Vol. 19, No. 21 Week of May 25, 2014

Mining News: Outlook galvanizes northern zinc sector

Looming zinc deficit is spurring renewed love for projects in Alaska’s Red Dog District, western Canada’s zinc-rich Selwyn Basin

Shane Lasley

Mining News

The languishing price of zinc has provided little incentive for investors to embrace companies seeking to explore and develop the next generation of mines that produce this essential metal. However, an expected 1.5 million metric tons of supply being lost to mine closures by 2016 is beginning to galvanize the zinc sector.

“In the case of zinc, this is a metal that's been unloved for a long time. As a result there has been very little investment put into the industry. Due to this, there have been very few discoveries of new zinc deposits in the last couple of decades. Now we are running into the situation where mines that have been in operation for decades are finally starting to run out of reserves, and we haven't found anything to replace them, so we are potentially going to see the zinc market going into a deficit in terms of metal available on the market. So I think zinc is the one that’ s poised for some of the best upside,” Adam Low, a metals and mining analyst with Raymond James & Associates, Inc., said during a recent interview with The Wall Street Transcript.

Falling stockpiles and rising zinc prices is welcome news for owners of the Red Dog Mine and a number of exploration and early development zinc projects in Alaska and Canada’s North.

Decades of Red Dog

While several pillars of global zinc supply are shuttering operations, one of the largest, the Red Dog Mine, has plenty of high-grade reserves to last until 2025 and a number of prospects that will likely extend the mine decades further into the 21st Century.

This Northwest Alaska operation, which currently supplies more than four percent of the world’s zinc needs, produced 551,300 metric tons (1.215 billion pounds) of the galvanizing metal during 2013.

Teck Resources Ltd., which owns and operates the Red Dog Mine, pays a 30 percent net proceeds royalty to NANA Regional Corp., a Native corporation representing the Iñupiat of Northwest Alaska. Despite flagging zinc prices, this royalty payment was US$120 million in 2013. NANA’s royalty increases five percent every five years and its next rise is due at the end of 2017.

At the end of 2013, Red Dog had 45.4 million metric tons of ore in reserve averaging 15.8 percent (6.05 million metric tons) zinc, 4.1 percent (1.86 million metric tons) lead and 72.6 grams per metric ton (106 million ounces) silver.

Additionally, the property has 7.5 million metric tons of indicated resources averaging 25.7 percent zinc for 1.93 million metric tons 6.9 percent lead and 137 g/t silver.

Teck is also finding high-grade zinc on the Noatak property, a large block of state of Alaska mining claims immediately west and north of the NANA-owned lands where the Red Dog Mine is located.

::::::::::

Required task 1: Copy a passage word for word from the zinc article, beginning at the words "Decades of Red" and stopping after the words "metal during 2013.".
Required task 2: According to the zinc article, how much zinc did the Red Dog Mine produce during 2013?
Work from the zinc article alone.

(Labeled box records)
::::::::::

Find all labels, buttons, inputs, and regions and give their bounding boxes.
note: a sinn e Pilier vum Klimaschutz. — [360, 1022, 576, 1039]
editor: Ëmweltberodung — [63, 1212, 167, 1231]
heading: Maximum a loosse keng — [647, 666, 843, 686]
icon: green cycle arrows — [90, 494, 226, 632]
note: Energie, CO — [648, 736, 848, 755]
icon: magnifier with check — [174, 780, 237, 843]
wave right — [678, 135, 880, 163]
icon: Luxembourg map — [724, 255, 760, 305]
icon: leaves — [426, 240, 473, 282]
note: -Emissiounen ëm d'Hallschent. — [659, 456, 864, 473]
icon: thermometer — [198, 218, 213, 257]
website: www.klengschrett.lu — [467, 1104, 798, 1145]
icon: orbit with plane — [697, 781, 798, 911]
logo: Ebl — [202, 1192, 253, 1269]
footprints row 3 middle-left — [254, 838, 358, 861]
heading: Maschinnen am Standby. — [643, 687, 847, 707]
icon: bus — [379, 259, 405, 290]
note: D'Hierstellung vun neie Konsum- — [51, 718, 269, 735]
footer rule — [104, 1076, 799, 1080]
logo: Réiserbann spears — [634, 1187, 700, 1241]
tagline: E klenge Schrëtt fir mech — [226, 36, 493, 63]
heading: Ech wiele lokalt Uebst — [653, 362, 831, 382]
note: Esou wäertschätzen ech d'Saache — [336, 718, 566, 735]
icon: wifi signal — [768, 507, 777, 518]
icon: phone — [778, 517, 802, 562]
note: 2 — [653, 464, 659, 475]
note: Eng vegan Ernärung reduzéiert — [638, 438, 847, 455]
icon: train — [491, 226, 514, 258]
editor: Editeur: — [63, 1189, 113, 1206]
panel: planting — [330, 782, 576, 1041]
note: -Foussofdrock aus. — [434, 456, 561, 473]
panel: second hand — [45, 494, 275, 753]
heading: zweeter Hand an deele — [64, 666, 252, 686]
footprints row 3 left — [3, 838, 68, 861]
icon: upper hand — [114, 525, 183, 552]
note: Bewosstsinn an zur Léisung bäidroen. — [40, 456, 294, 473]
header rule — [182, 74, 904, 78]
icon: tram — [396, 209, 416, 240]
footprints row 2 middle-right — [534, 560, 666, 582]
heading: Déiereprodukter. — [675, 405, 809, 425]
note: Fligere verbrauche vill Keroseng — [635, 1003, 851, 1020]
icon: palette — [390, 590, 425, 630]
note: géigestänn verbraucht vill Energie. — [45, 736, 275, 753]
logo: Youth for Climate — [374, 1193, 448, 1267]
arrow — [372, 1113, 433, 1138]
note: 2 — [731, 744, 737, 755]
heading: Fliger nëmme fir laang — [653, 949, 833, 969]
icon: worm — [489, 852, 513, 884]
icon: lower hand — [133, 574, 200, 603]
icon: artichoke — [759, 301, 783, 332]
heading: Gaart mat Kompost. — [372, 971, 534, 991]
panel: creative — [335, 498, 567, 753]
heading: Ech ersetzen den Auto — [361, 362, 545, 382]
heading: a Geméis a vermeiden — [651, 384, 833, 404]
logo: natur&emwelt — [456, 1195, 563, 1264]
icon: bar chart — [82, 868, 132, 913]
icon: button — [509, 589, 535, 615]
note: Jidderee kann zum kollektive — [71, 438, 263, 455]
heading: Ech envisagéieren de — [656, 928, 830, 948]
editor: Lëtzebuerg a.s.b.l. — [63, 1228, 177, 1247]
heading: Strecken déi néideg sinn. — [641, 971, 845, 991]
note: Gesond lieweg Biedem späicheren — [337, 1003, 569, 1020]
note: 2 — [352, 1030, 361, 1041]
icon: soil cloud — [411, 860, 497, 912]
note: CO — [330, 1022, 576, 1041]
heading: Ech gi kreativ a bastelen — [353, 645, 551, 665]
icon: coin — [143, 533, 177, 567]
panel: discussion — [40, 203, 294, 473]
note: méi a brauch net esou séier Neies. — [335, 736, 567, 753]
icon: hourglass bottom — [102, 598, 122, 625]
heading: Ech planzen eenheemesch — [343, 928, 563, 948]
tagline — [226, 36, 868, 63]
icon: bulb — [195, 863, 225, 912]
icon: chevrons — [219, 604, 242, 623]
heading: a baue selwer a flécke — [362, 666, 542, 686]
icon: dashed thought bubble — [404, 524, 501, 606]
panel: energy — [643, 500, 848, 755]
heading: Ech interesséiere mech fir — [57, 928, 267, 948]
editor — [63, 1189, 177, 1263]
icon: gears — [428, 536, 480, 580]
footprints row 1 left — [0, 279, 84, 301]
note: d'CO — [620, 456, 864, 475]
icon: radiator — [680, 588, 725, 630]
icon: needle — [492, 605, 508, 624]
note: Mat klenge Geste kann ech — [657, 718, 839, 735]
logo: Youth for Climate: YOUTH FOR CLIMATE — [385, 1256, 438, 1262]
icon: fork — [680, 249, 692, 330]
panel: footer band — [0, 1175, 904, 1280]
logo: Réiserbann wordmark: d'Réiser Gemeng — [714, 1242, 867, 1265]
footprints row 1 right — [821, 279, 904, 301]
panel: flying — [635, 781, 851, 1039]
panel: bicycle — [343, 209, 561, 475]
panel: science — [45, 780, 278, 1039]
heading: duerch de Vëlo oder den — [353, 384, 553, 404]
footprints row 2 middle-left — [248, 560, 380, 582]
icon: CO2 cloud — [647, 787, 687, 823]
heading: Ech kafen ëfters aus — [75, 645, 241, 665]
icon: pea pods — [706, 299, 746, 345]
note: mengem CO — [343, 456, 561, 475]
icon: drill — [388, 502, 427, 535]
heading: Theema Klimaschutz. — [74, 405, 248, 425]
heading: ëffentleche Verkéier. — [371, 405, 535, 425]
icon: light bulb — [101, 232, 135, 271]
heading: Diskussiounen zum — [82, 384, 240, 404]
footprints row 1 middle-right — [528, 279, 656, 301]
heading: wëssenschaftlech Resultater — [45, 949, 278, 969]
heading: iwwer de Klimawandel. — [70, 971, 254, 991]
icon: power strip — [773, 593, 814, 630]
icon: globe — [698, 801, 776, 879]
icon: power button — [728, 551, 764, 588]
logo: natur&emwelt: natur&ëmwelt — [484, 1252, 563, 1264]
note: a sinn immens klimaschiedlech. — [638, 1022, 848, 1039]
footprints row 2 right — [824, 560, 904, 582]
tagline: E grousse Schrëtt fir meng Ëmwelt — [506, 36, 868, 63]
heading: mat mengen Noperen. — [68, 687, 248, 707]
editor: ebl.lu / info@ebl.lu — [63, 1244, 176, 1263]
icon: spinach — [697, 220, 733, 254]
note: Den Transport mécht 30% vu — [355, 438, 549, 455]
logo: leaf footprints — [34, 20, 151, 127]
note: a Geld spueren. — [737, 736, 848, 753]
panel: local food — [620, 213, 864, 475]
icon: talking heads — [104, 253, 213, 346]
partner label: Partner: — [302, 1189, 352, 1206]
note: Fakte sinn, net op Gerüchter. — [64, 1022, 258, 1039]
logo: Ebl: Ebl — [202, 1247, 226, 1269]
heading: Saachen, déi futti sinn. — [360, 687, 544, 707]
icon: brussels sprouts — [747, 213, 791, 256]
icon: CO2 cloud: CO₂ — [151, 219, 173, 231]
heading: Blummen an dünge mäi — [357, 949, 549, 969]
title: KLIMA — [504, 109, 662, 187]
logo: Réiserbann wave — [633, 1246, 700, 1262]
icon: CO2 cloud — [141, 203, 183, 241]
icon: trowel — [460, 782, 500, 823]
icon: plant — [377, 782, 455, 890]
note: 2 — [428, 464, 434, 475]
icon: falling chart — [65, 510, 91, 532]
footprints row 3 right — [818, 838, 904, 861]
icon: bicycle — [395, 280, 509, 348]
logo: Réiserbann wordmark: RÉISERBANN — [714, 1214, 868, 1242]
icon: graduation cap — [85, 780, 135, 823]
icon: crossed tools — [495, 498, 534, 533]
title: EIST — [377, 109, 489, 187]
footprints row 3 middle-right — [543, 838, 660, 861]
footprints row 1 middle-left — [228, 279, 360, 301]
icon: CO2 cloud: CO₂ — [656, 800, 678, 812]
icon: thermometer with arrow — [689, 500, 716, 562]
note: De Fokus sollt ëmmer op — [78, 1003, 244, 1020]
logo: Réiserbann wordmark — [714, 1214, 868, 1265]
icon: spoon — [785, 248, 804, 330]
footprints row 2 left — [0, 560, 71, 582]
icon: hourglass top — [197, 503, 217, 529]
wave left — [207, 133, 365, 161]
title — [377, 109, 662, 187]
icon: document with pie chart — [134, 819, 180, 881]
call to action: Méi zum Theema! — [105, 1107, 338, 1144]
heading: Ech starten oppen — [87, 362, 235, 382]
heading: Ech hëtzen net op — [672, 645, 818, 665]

::::::::::

Task solution 1:
Decades of Red Dog

While several pillars of global zinc supply are shuttering operations, one of the largest, the Red Dog Mine, has plenty of high-grade reserves to last until 2025 and a number of prospects that will likely extend the mine decades further into the 21st Century.

This Northwest Alaska operation, which currently supplies more than four percent of the world’s zinc needs, produced 551,300 metric tons (1.215 billion pounds) of the galvanizing metal during 2013.

Task solution 2: 551,300 metric tons (1.215 billion pounds)